Tarea requerida
Imprime completo, por favor, el fragmento sobre la poesía de Francisco Segovia, sin cambiar nada.

Rescato aquí esa anécdota porque, tras su simpática apariencia baladí, revela la actitud de un autor que, sin los oros ni los laureles de otros, pero con tantos y más merecimientos que muchos, se ha empeñado en forjar, de espaldas a la vitrina de las condecoraciones, una de las poesías más sólidas, felices (no hablo aquí de alegrías ramplonas, sino de la pura celebración del hecho poético) y, digámoslo también, menos visibles de la poesía mexicana actual. Porque en una época volcada en la telegrafía del vértigo, tan dada a aplaudir la tartamudez y la ataraxia, Francisco Segovia se ha convertido para muchos de nosotros en un poeta de culto que ha sabido ser fiel a las certezas de sus primeras intuiciones y llevarlas hasta ese extremo en el que, habitada por la inteligencia, una poesía no sólo conserva sino que magnifica, por la vía de la experiencia y la decantación, todos aquellos atributos primigenios que constituyen la “marca de casa” del poeta. Me refiero, en su caso, al sorprendente oído con que capta, y plasma en cada página, eso que la convención ha dado en llamar el “ritmo universal”, la música escondida de las cosas, y que, para decirlo con sus propias palabras, nos permite, por su intermediación, “ver cabalmente lo que no se escucha”. Hablo, también, de ese oxímoron que supone la calculada elocuencia natural con que el poeta fluye a través de sus temas y obsesiones (el paso inexorable del tiempo, la paulatina degradación de la materia, el ámbito doméstico como espejo de otro más vasto) y que, por gracia de aquella prosodia íntima, de esa respiración acompasada, dota de una claridad aparente a un discurso de suyo complejo y abigarrado.

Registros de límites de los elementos

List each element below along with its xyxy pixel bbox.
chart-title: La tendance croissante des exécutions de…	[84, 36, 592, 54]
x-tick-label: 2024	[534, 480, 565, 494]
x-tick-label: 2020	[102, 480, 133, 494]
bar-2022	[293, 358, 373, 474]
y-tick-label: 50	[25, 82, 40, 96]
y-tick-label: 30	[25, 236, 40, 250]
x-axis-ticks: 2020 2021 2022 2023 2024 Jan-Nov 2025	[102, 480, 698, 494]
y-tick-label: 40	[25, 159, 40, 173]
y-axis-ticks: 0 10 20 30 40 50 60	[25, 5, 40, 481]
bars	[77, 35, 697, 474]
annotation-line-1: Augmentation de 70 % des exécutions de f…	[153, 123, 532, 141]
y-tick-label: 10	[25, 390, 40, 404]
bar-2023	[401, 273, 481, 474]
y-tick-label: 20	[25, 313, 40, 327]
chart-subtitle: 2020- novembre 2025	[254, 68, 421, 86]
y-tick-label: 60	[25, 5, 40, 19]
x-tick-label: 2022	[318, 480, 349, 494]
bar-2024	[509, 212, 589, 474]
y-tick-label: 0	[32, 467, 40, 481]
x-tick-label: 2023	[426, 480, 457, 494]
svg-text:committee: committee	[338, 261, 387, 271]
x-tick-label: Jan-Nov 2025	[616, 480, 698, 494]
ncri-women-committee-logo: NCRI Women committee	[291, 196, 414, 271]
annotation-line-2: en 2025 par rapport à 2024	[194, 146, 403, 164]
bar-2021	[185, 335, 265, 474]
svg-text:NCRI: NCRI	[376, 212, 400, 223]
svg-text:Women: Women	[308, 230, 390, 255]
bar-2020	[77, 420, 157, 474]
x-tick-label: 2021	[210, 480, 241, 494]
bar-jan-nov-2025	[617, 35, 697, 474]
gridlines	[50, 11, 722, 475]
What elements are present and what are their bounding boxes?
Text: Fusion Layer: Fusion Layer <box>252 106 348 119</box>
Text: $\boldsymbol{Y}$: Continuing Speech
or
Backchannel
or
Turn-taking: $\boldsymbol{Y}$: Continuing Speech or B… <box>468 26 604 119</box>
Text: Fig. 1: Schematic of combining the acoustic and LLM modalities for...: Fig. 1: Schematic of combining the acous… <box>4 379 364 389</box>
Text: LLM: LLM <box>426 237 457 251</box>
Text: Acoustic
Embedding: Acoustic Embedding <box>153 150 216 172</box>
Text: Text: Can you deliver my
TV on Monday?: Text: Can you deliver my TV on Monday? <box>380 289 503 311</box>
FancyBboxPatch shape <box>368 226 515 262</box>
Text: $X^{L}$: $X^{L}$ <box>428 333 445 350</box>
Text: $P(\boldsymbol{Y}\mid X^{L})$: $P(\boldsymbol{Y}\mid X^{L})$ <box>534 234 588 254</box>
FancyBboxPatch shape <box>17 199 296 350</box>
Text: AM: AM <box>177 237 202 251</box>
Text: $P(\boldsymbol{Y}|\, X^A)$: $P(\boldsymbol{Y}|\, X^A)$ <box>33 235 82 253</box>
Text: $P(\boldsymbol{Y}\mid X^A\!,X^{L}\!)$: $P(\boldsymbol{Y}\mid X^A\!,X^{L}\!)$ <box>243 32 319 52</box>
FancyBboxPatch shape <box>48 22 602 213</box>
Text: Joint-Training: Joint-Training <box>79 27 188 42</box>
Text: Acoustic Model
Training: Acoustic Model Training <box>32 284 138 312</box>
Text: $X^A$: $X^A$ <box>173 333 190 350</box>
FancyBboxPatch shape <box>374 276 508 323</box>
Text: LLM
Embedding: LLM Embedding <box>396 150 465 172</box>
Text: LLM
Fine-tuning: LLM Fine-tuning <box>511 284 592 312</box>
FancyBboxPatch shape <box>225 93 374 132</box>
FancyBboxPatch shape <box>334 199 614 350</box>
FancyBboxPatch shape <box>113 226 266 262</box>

Respuesta de tarea
Rescato aquí esa anécdota porque, tras su simpática apariencia baladí, revela la actitud de un autor que, sin los oros ni los laureles de otros, pero con tantos y más merecimientos que muchos, se ha empeñado en forjar, de espaldas a la vitrina de las condecoraciones, una de las poesías más sólidas, felices (no hablo aquí de alegrías ramplonas, sino de la pura celebración del hecho poético) y, digámoslo también, menos visibles de la poesía mexicana actual. Porque en una época volcada en la telegrafía del vértigo, tan dada a aplaudir la tartamudez y la ataraxia, Francisco Segovia se ha convertido para muchos de nosotros en un poeta de culto que ha sabido ser fiel a las certezas de sus primeras intuiciones y llevarlas hasta ese extremo en el que, habitada por la inteligencia, una poesía no sólo conserva sino que magnifica, por la vía de la experiencia y la decantación, todos aquellos atributos primigenios que constituyen la “marca de casa” del poeta. Me refiero, en su caso, al sorprendente oído con que capta, y plasma en cada página, eso que la convención ha dado en llamar el “ritmo universal”, la música escondida de las cosas, y que, para decirlo con sus propias palabras, nos permite, por su intermediación, “ver cabalmente lo que no se escucha”. Hablo, también, de ese oxímoron que supone la calculada elocuencia natural con que el poeta fluye a través de sus temas y obsesiones (el paso inexorable del tiempo, la paulatina degradación de la materia, el ámbito doméstico como espejo de otro más vasto) y que, por gracia de aquella prosodia íntima, de esa respiración acompasada, dota de una claridad aparente a un discurso de suyo complejo y abigarrado.